AIM OF THE EXERCISE => Set down every entry word for word. Omit the pictures.

ENTRIES SUPPLIED =>
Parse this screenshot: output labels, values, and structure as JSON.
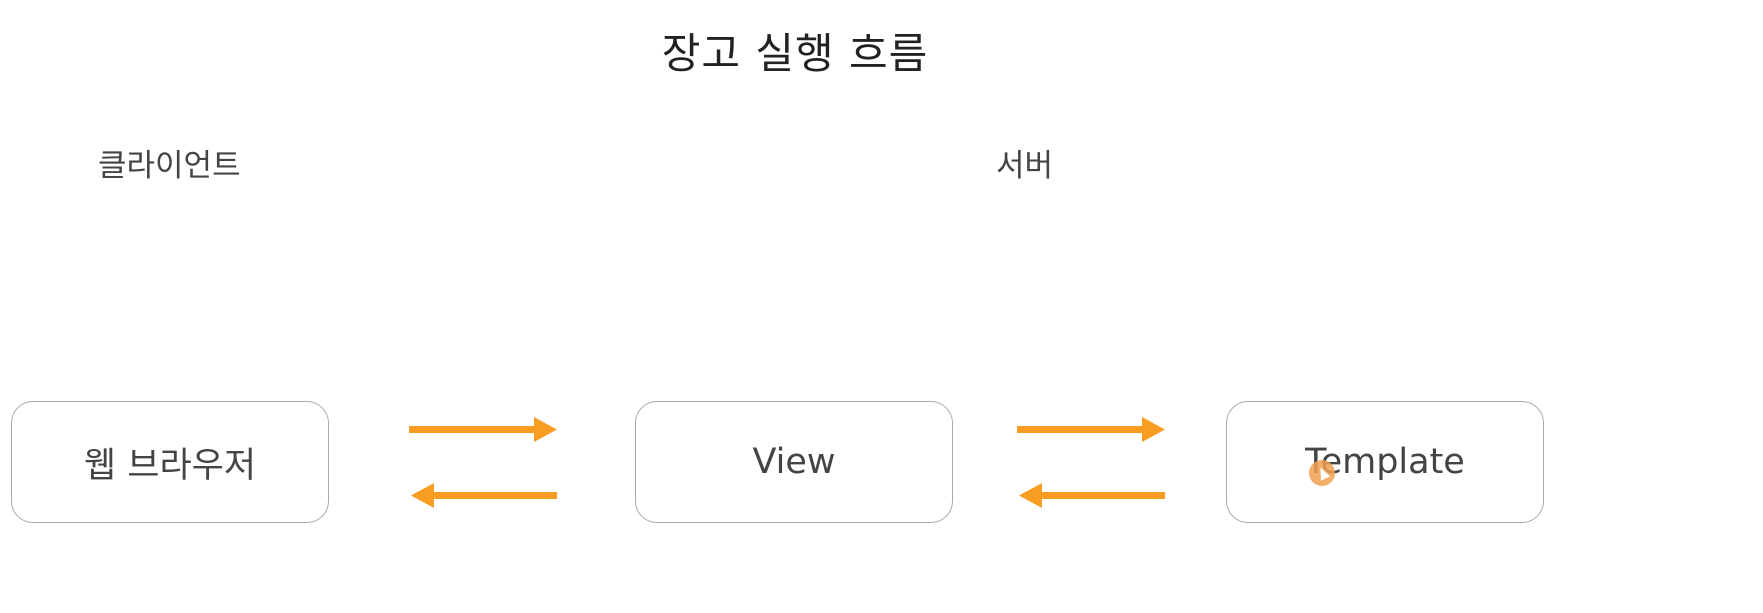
{
  "title": "장고 실행 흐름",
  "labels": {
    "client": "클라이언트",
    "server": "서버"
  },
  "boxes": {
    "browser": "웹 브라우저",
    "view": "View",
    "template": "Template"
  },
  "colors": {
    "arrow": "#f99d22",
    "box_border": "#a9a9a9",
    "cursor": "#f0a050"
  },
  "icons": {
    "cursor": "mouse-pointer-icon"
  }
}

ANSWER TO THE EXERCISE =>
Parse this screenshot: output labels, values, and structure as JSON.
{
  "title": "장고 실행 흐름",
  "labels": {
    "client": "클라이언트",
    "server": "서버"
  },
  "boxes": {
    "browser": "웹 브라우저",
    "view": "View",
    "template": "Template"
  },
  "colors": {
    "arrow": "#f99d22",
    "box_border": "#a9a9a9",
    "cursor": "#f0a050"
  },
  "icons": {
    "cursor": "mouse-pointer-icon"
  }
}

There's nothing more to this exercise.